--- REQUIREMENTS ---
Retype all material exactly. Pictures stay out of the copy.

---------- SOURCE DATA ----------

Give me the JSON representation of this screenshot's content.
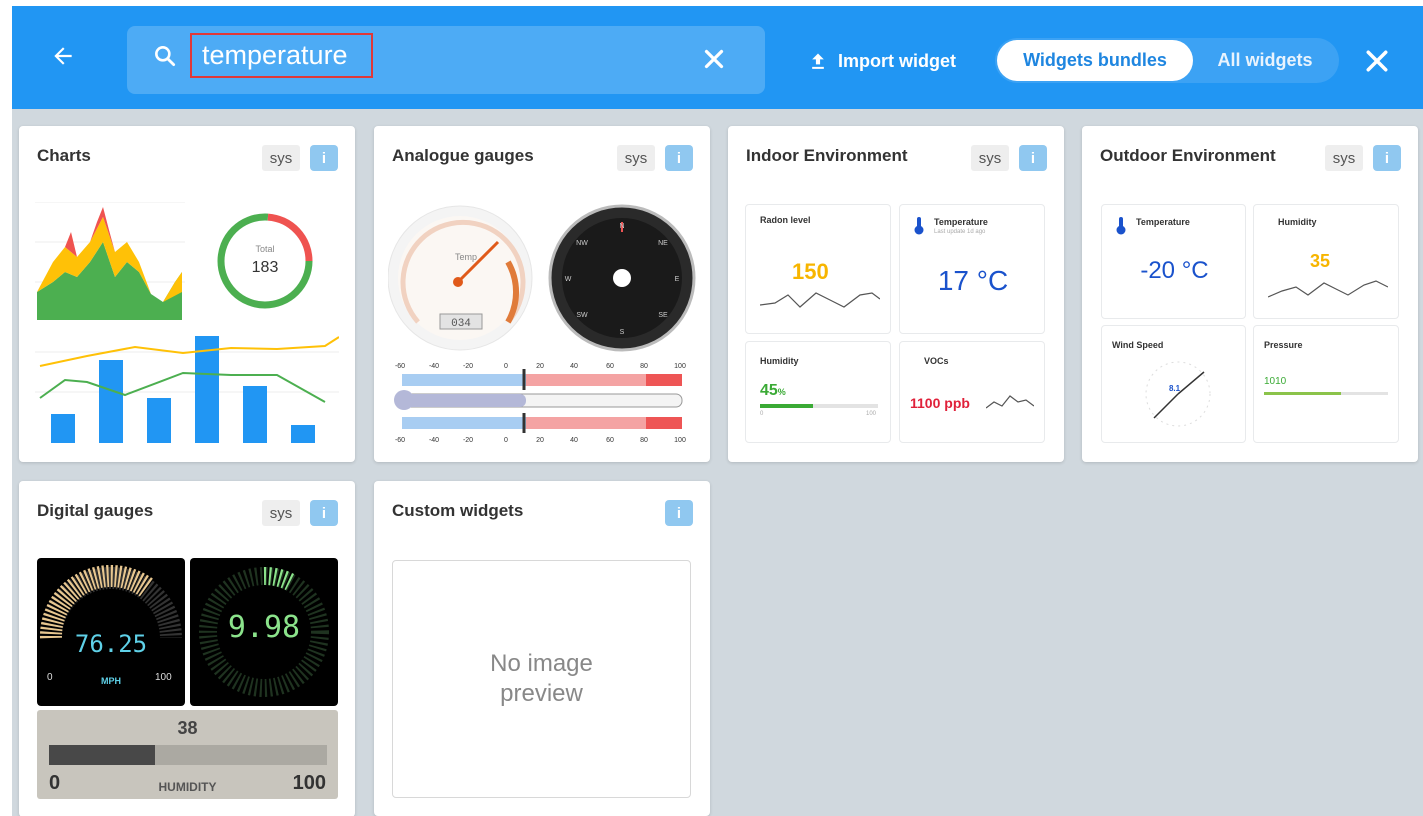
{
  "header": {
    "search_value": "temperature",
    "import_label": "Import widget",
    "toggle_active": "Widgets bundles",
    "toggle_inactive": "All widgets"
  },
  "icons": {
    "back": "arrow-left-icon",
    "search": "search-icon",
    "clear": "close-icon",
    "import": "upload-icon",
    "close": "close-icon"
  },
  "colors": {
    "header_bg": "#2196f3",
    "content_bg": "#d0d8de",
    "search_highlight": "#e03838",
    "info_badge": "#90c8f0"
  },
  "cards": [
    {
      "title": "Charts",
      "sys": "sys",
      "info": "i"
    },
    {
      "title": "Analogue gauges",
      "sys": "sys",
      "info": "i"
    },
    {
      "title": "Indoor Environment",
      "sys": "sys",
      "info": "i"
    },
    {
      "title": "Outdoor Environment",
      "sys": "sys",
      "info": "i"
    },
    {
      "title": "Digital gauges",
      "sys": "sys",
      "info": "i"
    },
    {
      "title": "Custom widgets",
      "info": "i",
      "no_preview": "No image preview"
    }
  ],
  "charts_preview": {
    "donut_label": "Total",
    "donut_value": "183"
  },
  "analogue_preview": {
    "gauge_label": "Temp",
    "gauge_readout": "034",
    "compass": [
      "N",
      "NE",
      "E",
      "SE",
      "S",
      "SW",
      "W",
      "NW"
    ],
    "scale": [
      "-60",
      "-40",
      "-20",
      "0",
      "20",
      "40",
      "60",
      "80",
      "100"
    ]
  },
  "indoor_preview": {
    "radon_label": "Radon level",
    "radon_value": "150",
    "temp_label": "Temperature",
    "temp_sub": "Last update 1d ago",
    "temp_value": "17 °C",
    "humidity_label": "Humidity",
    "humidity_value": "45",
    "humidity_unit": "%",
    "humidity_min": "0",
    "humidity_max": "100",
    "humidity_level": 0.45,
    "voc_label": "VOCs",
    "voc_value": "1100 ppb"
  },
  "outdoor_preview": {
    "temp_label": "Temperature",
    "temp_value": "-20 °C",
    "humidity_label": "Humidity",
    "humidity_value": "35",
    "wind_label": "Wind Speed",
    "wind_value": "8.1",
    "pressure_label": "Pressure",
    "pressure_value": "1010"
  },
  "digital_preview": {
    "speed_value": "76.25",
    "speed_unit": "MPH",
    "speed_min": "0",
    "speed_max": "100",
    "second_value": "9.98",
    "humidity_value": "38",
    "humidity_min": "0",
    "humidity_max": "100",
    "humidity_label": "HUMIDITY",
    "humidity_level": 0.38
  }
}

----------

--- EXPECTED ANSWER ---
Give me the JSON representation of this screenshot's content.
{
  "header": {
    "search_value": "temperature",
    "import_label": "Import widget",
    "toggle_active": "Widgets bundles",
    "toggle_inactive": "All widgets"
  },
  "icons": {
    "back": "arrow-left-icon",
    "search": "search-icon",
    "clear": "close-icon",
    "import": "upload-icon",
    "close": "close-icon"
  },
  "colors": {
    "header_bg": "#2196f3",
    "content_bg": "#d0d8de",
    "search_highlight": "#e03838",
    "info_badge": "#90c8f0"
  },
  "cards": [
    {
      "title": "Charts",
      "sys": "sys",
      "info": "i"
    },
    {
      "title": "Analogue gauges",
      "sys": "sys",
      "info": "i"
    },
    {
      "title": "Indoor Environment",
      "sys": "sys",
      "info": "i"
    },
    {
      "title": "Outdoor Environment",
      "sys": "sys",
      "info": "i"
    },
    {
      "title": "Digital gauges",
      "sys": "sys",
      "info": "i"
    },
    {
      "title": "Custom widgets",
      "info": "i",
      "no_preview": "No image preview"
    }
  ],
  "charts_preview": {
    "donut_label": "Total",
    "donut_value": "183"
  },
  "analogue_preview": {
    "gauge_label": "Temp",
    "gauge_readout": "034",
    "compass": [
      "N",
      "NE",
      "E",
      "SE",
      "S",
      "SW",
      "W",
      "NW"
    ],
    "scale": [
      "-60",
      "-40",
      "-20",
      "0",
      "20",
      "40",
      "60",
      "80",
      "100"
    ]
  },
  "indoor_preview": {
    "radon_label": "Radon level",
    "radon_value": "150",
    "temp_label": "Temperature",
    "temp_sub": "Last update 1d ago",
    "temp_value": "17 °C",
    "humidity_label": "Humidity",
    "humidity_value": "45",
    "humidity_unit": "%",
    "humidity_min": "0",
    "humidity_max": "100",
    "humidity_level": 0.45,
    "voc_label": "VOCs",
    "voc_value": "1100 ppb"
  },
  "outdoor_preview": {
    "temp_label": "Temperature",
    "temp_value": "-20 °C",
    "humidity_label": "Humidity",
    "humidity_value": "35",
    "wind_label": "Wind Speed",
    "wind_value": "8.1",
    "pressure_label": "Pressure",
    "pressure_value": "1010"
  },
  "digital_preview": {
    "speed_value": "76.25",
    "speed_unit": "MPH",
    "speed_min": "0",
    "speed_max": "100",
    "second_value": "9.98",
    "humidity_value": "38",
    "humidity_min": "0",
    "humidity_max": "100",
    "humidity_label": "HUMIDITY",
    "humidity_level": 0.38
  }
}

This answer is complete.